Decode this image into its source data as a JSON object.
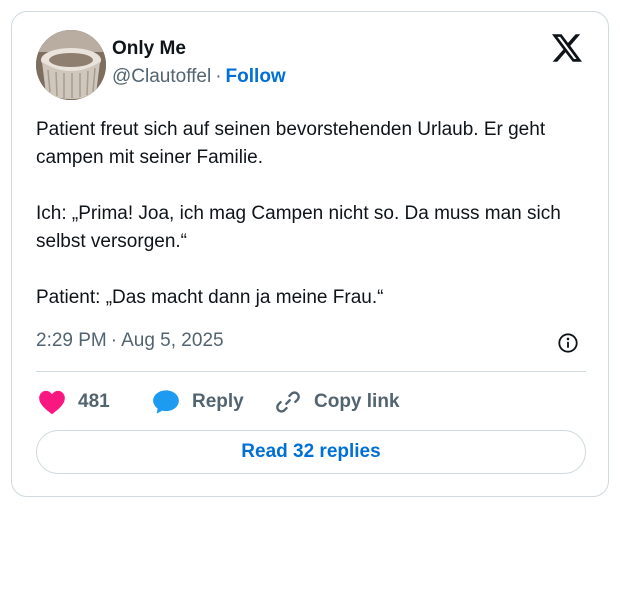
{
  "author": {
    "name": "Only Me",
    "handle": "@Clautoffel",
    "separator": "·",
    "follow_label": "Follow"
  },
  "logo": {
    "icon": "x-logo-icon"
  },
  "tweet": {
    "text": "Patient freut sich auf seinen bevorstehenden Urlaub. Er geht campen mit seiner Familie.\n\nIch: „Prima! Joa, ich mag Campen nicht so. Da muss man sich selbst versorgen.“\n\nPatient: „Das macht dann ja meine Frau.“",
    "time": "2:29 PM",
    "separator": "·",
    "date": "Aug 5, 2025"
  },
  "actions": {
    "like_count": "481",
    "reply_label": "Reply",
    "copy_label": "Copy link"
  },
  "read_replies_label": "Read 32 replies",
  "colors": {
    "like": "#f91880",
    "reply": "#1d9bf0",
    "link": "#006fd6",
    "muted": "#536471",
    "border": "#cfd9de"
  }
}
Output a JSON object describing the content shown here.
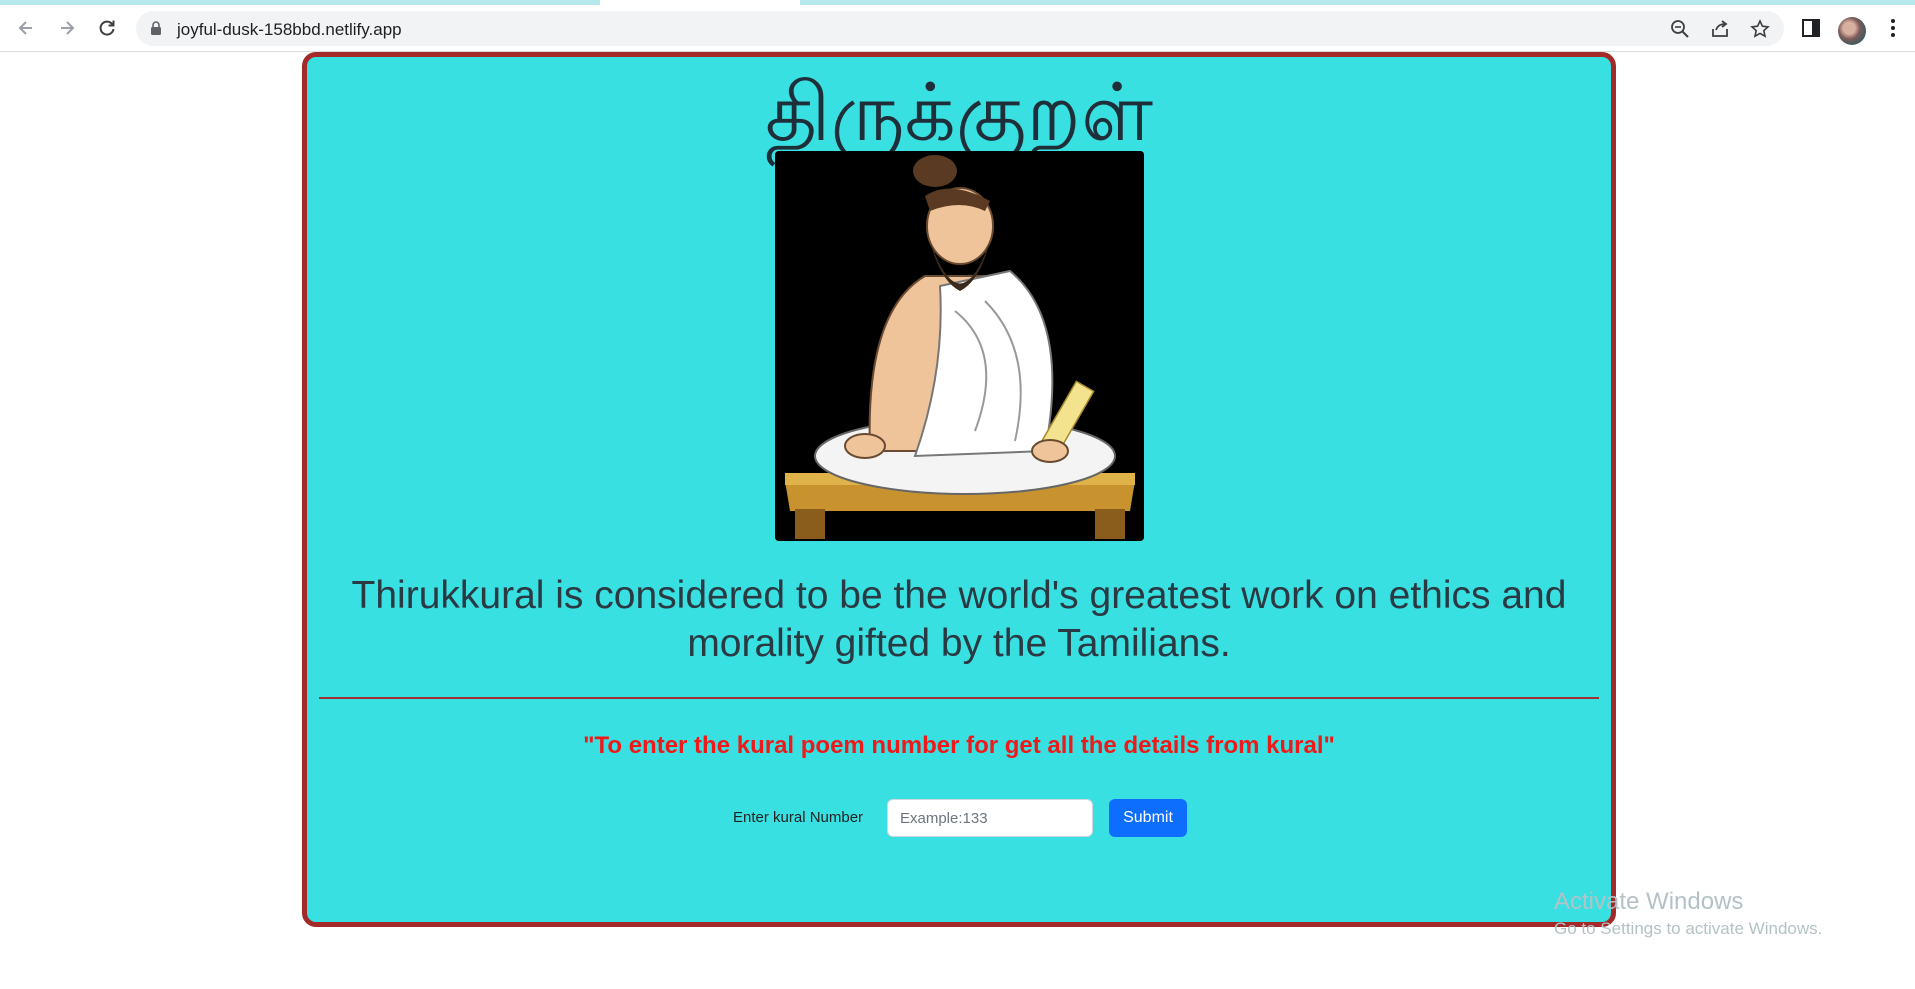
{
  "browser": {
    "url": "joyful-dusk-158bbd.netlify.app",
    "icons": [
      "back-icon",
      "forward-icon",
      "reload-icon",
      "lock-icon",
      "zoom-icon",
      "share-icon",
      "bookmark-star-icon",
      "side-panel-icon",
      "avatar",
      "menu-icon"
    ]
  },
  "page": {
    "title": "திருக்குறள்",
    "tagline": "Thirukkural is considered to be the world's greatest work on ethics and morality gifted by the Tamilians.",
    "instruction": "\"To enter the kural poem number for get all the details from kural\"",
    "form": {
      "label": "Enter kural Number",
      "input_placeholder": "Example:133",
      "input_value": "",
      "submit_label": "Submit"
    },
    "colors": {
      "background": "#38e0e2",
      "border": "#a42a2a",
      "instruction": "#f01919",
      "button": "#0d6efd"
    }
  },
  "watermark": {
    "title": "Activate Windows",
    "subtitle": "Go to Settings to activate Windows."
  }
}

□ □ □ □ □ □ □

Retype the data above exactly; pictures are not part of the copy.

Decode this image into its source data as a JSON object.
{
  "author": {
    "name": "Only Me",
    "handle": "@Clautoffel",
    "separator": "·",
    "follow_label": "Follow"
  },
  "logo": {
    "icon": "x-logo-icon"
  },
  "tweet": {
    "text": "Patient freut sich auf seinen bevorstehenden Urlaub. Er geht campen mit seiner Familie.\n\nIch: „Prima! Joa, ich mag Campen nicht so. Da muss man sich selbst versorgen.“\n\nPatient: „Das macht dann ja meine Frau.“",
    "time": "2:29 PM",
    "separator": "·",
    "date": "Aug 5, 2025"
  },
  "actions": {
    "like_count": "481",
    "reply_label": "Reply",
    "copy_label": "Copy link"
  },
  "read_replies_label": "Read 32 replies",
  "colors": {
    "like": "#f91880",
    "reply": "#1d9bf0",
    "link": "#006fd6",
    "muted": "#536471",
    "border": "#cfd9de"
  }
}
Output a JSON object describing the content shown here.
{
  "browser": {
    "url": "joyful-dusk-158bbd.netlify.app",
    "icons": [
      "back-icon",
      "forward-icon",
      "reload-icon",
      "lock-icon",
      "zoom-icon",
      "share-icon",
      "bookmark-star-icon",
      "side-panel-icon",
      "avatar",
      "menu-icon"
    ]
  },
  "page": {
    "title": "திருக்குறள்",
    "tagline": "Thirukkural is considered to be the world's greatest work on ethics and morality gifted by the Tamilians.",
    "instruction": "\"To enter the kural poem number for get all the details from kural\"",
    "form": {
      "label": "Enter kural Number",
      "input_placeholder": "Example:133",
      "input_value": "",
      "submit_label": "Submit"
    },
    "colors": {
      "background": "#38e0e2",
      "border": "#a42a2a",
      "instruction": "#f01919",
      "button": "#0d6efd"
    }
  },
  "watermark": {
    "title": "Activate Windows",
    "subtitle": "Go to Settings to activate Windows."
  }
}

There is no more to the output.